Entries from a dataset:
· · · · ·
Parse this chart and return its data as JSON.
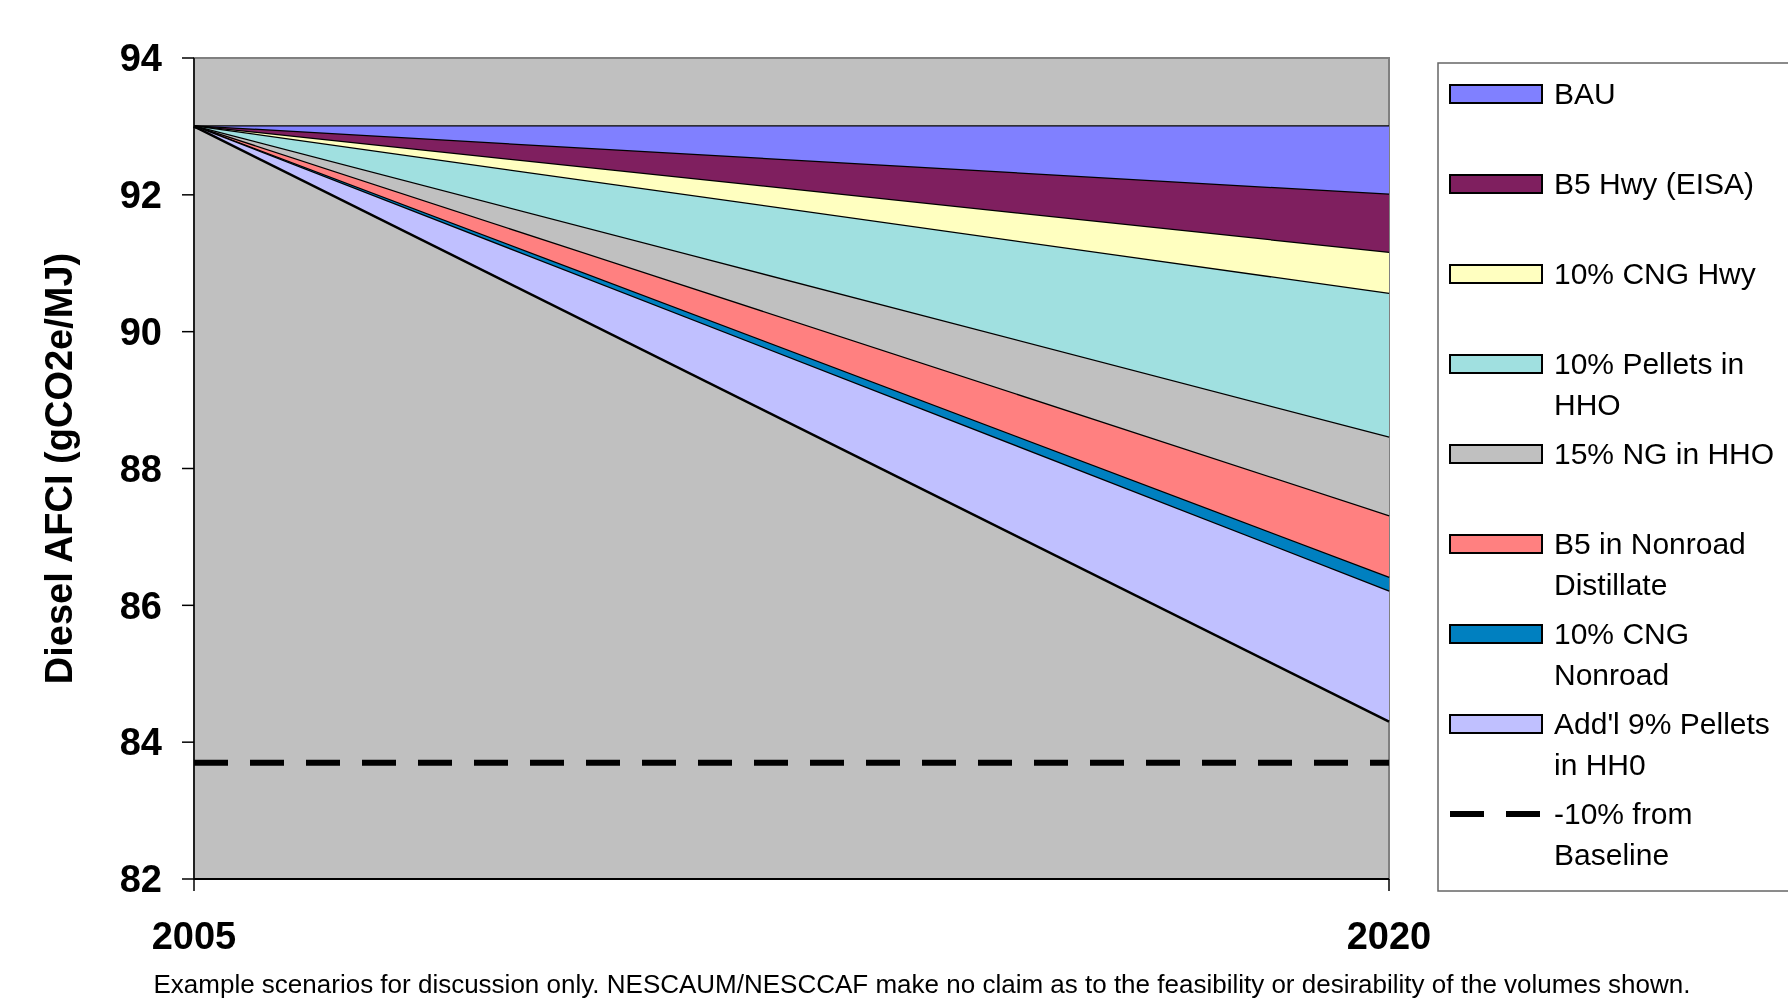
{
  "chart_data": {
    "type": "area",
    "ylabel": "Diesel AFCI (gCO2e/MJ)",
    "x": [
      2005,
      2020
    ],
    "xlim": [
      2005,
      2020
    ],
    "xticks": [
      2005,
      2020
    ],
    "ylim": [
      82,
      94
    ],
    "yticks": [
      82,
      84,
      86,
      88,
      90,
      92,
      94
    ],
    "grid": false,
    "legend": "right",
    "line_style": "solid",
    "series": [
      {
        "type": "line",
        "color": "#000000",
        "values": [
          93,
          93
        ]
      },
      {
        "name": "BAU",
        "color": "#8080ff",
        "values": [
          93,
          92.0
        ]
      },
      {
        "name": "B5 Hwy (EISA)",
        "color": "#7f1f5f",
        "values": [
          93,
          91.15
        ]
      },
      {
        "name": "10% CNG Hwy",
        "color": "#ffffc0",
        "values": [
          93,
          90.55
        ]
      },
      {
        "name": "10% Pellets in HHO",
        "color": "#a0e0e0",
        "values": [
          93,
          88.45
        ]
      },
      {
        "name": "15% NG in HHO",
        "color": "#c0c0c0",
        "values": [
          93,
          87.3
        ]
      },
      {
        "name": "B5 in Nonroad Distillate",
        "color": "#ff8080",
        "values": [
          93,
          86.4
        ]
      },
      {
        "name": "10% CNG Nonroad",
        "color": "#0080c0",
        "values": [
          93,
          86.2
        ]
      },
      {
        "name": "Add'l 9% Pellets in HH0",
        "color": "#c0c0ff",
        "values": [
          93,
          84.3
        ]
      }
    ],
    "ref_lines": [
      {
        "axis": "y",
        "value": 83.7,
        "label": "-10% from Baseline",
        "color": "#000000",
        "line_style": "dashed"
      }
    ],
    "annotations": [
      "Example scenarios for discussion only. NESCAUM/NESCCAF make no claim as to the feasibility or desirability of the volumes shown."
    ]
  }
}
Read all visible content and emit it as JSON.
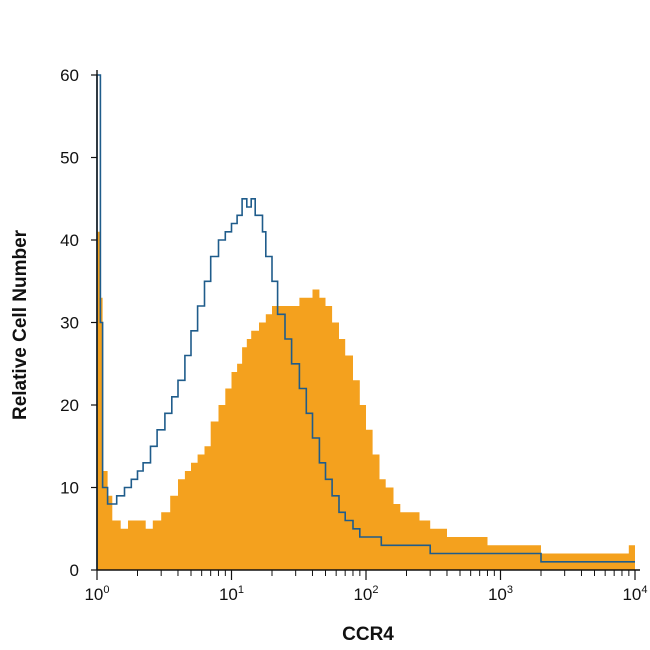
{
  "chart_data": {
    "type": "histogram",
    "xlabel": "CCR4",
    "ylabel": "Relative Cell Number",
    "x_scale": "log",
    "xlim": [
      1,
      10000
    ],
    "ylim": [
      0,
      60
    ],
    "x_ticks": [
      {
        "value": 1,
        "base": "10",
        "exp": "0"
      },
      {
        "value": 10,
        "base": "10",
        "exp": "1"
      },
      {
        "value": 100,
        "base": "10",
        "exp": "2"
      },
      {
        "value": 1000,
        "base": "10",
        "exp": "3"
      },
      {
        "value": 10000,
        "base": "10",
        "exp": "4"
      }
    ],
    "y_ticks": [
      "0",
      "10",
      "20",
      "30",
      "40",
      "50",
      "60"
    ],
    "grid": false,
    "colors": {
      "filled": "#F4A11E",
      "outline": "#1F5C8B",
      "axis": "#111111"
    },
    "series": [
      {
        "style": "filled",
        "points": [
          [
            1.0,
            41
          ],
          [
            1.05,
            33
          ],
          [
            1.1,
            12
          ],
          [
            1.2,
            9
          ],
          [
            1.3,
            6
          ],
          [
            1.5,
            5
          ],
          [
            1.7,
            6
          ],
          [
            2.0,
            6
          ],
          [
            2.3,
            5
          ],
          [
            2.6,
            6
          ],
          [
            3.0,
            7
          ],
          [
            3.5,
            9
          ],
          [
            4.0,
            11
          ],
          [
            4.5,
            12
          ],
          [
            5.0,
            13
          ],
          [
            5.6,
            14
          ],
          [
            6.3,
            15
          ],
          [
            7.0,
            18
          ],
          [
            8.0,
            20
          ],
          [
            9.0,
            22
          ],
          [
            10,
            24
          ],
          [
            11,
            25
          ],
          [
            12,
            27
          ],
          [
            13,
            28
          ],
          [
            14,
            29
          ],
          [
            16,
            30
          ],
          [
            18,
            31
          ],
          [
            20,
            32
          ],
          [
            22,
            32
          ],
          [
            25,
            32
          ],
          [
            28,
            32
          ],
          [
            32,
            33
          ],
          [
            36,
            33
          ],
          [
            40,
            34
          ],
          [
            45,
            33
          ],
          [
            50,
            32
          ],
          [
            56,
            30
          ],
          [
            63,
            28
          ],
          [
            70,
            26
          ],
          [
            80,
            23
          ],
          [
            90,
            20
          ],
          [
            100,
            17
          ],
          [
            112,
            14
          ],
          [
            126,
            11
          ],
          [
            140,
            10
          ],
          [
            160,
            8
          ],
          [
            180,
            7
          ],
          [
            200,
            7
          ],
          [
            250,
            6
          ],
          [
            300,
            5
          ],
          [
            350,
            5
          ],
          [
            400,
            4
          ],
          [
            500,
            4
          ],
          [
            630,
            4
          ],
          [
            800,
            3
          ],
          [
            1000,
            3
          ],
          [
            1500,
            3
          ],
          [
            2000,
            2
          ],
          [
            3000,
            2
          ],
          [
            4000,
            2
          ],
          [
            6000,
            2
          ],
          [
            8000,
            2
          ],
          [
            9000,
            3
          ],
          [
            10000,
            3
          ]
        ]
      },
      {
        "style": "outline",
        "points": [
          [
            1.0,
            60
          ],
          [
            1.03,
            60
          ],
          [
            1.06,
            30
          ],
          [
            1.1,
            10
          ],
          [
            1.2,
            8
          ],
          [
            1.4,
            9
          ],
          [
            1.6,
            10
          ],
          [
            1.8,
            11
          ],
          [
            2.0,
            12
          ],
          [
            2.2,
            13
          ],
          [
            2.5,
            15
          ],
          [
            2.8,
            17
          ],
          [
            3.2,
            19
          ],
          [
            3.6,
            21
          ],
          [
            4.0,
            23
          ],
          [
            4.5,
            26
          ],
          [
            5.0,
            29
          ],
          [
            5.6,
            32
          ],
          [
            6.3,
            35
          ],
          [
            7.0,
            38
          ],
          [
            8.0,
            40
          ],
          [
            9.0,
            41
          ],
          [
            10,
            42
          ],
          [
            11,
            43
          ],
          [
            12,
            45
          ],
          [
            13,
            44
          ],
          [
            14,
            45
          ],
          [
            15,
            43
          ],
          [
            16,
            43
          ],
          [
            17,
            41
          ],
          [
            18,
            38
          ],
          [
            20,
            35
          ],
          [
            22,
            31
          ],
          [
            25,
            28
          ],
          [
            28,
            25
          ],
          [
            32,
            22
          ],
          [
            36,
            19
          ],
          [
            40,
            16
          ],
          [
            45,
            13
          ],
          [
            50,
            11
          ],
          [
            56,
            9
          ],
          [
            63,
            7
          ],
          [
            70,
            6
          ],
          [
            80,
            5
          ],
          [
            90,
            4
          ],
          [
            100,
            4
          ],
          [
            130,
            3
          ],
          [
            160,
            3
          ],
          [
            200,
            3
          ],
          [
            300,
            2
          ],
          [
            500,
            2
          ],
          [
            800,
            2
          ],
          [
            1000,
            2
          ],
          [
            2000,
            1
          ],
          [
            4000,
            1
          ],
          [
            8000,
            1
          ],
          [
            10000,
            1
          ]
        ]
      }
    ]
  }
}
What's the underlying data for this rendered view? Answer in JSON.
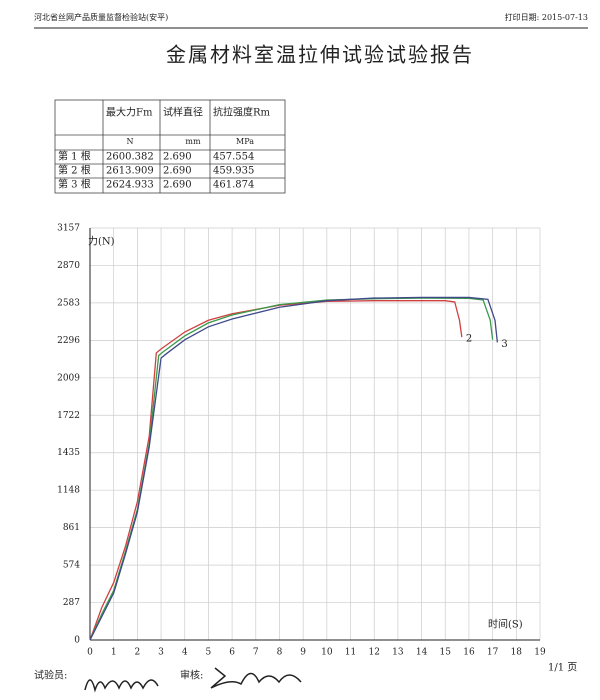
· · · · ·
Written task:
Look through the listing above and count the lines where the string "ylabel" appears. Report the number only.

Exercise response:
2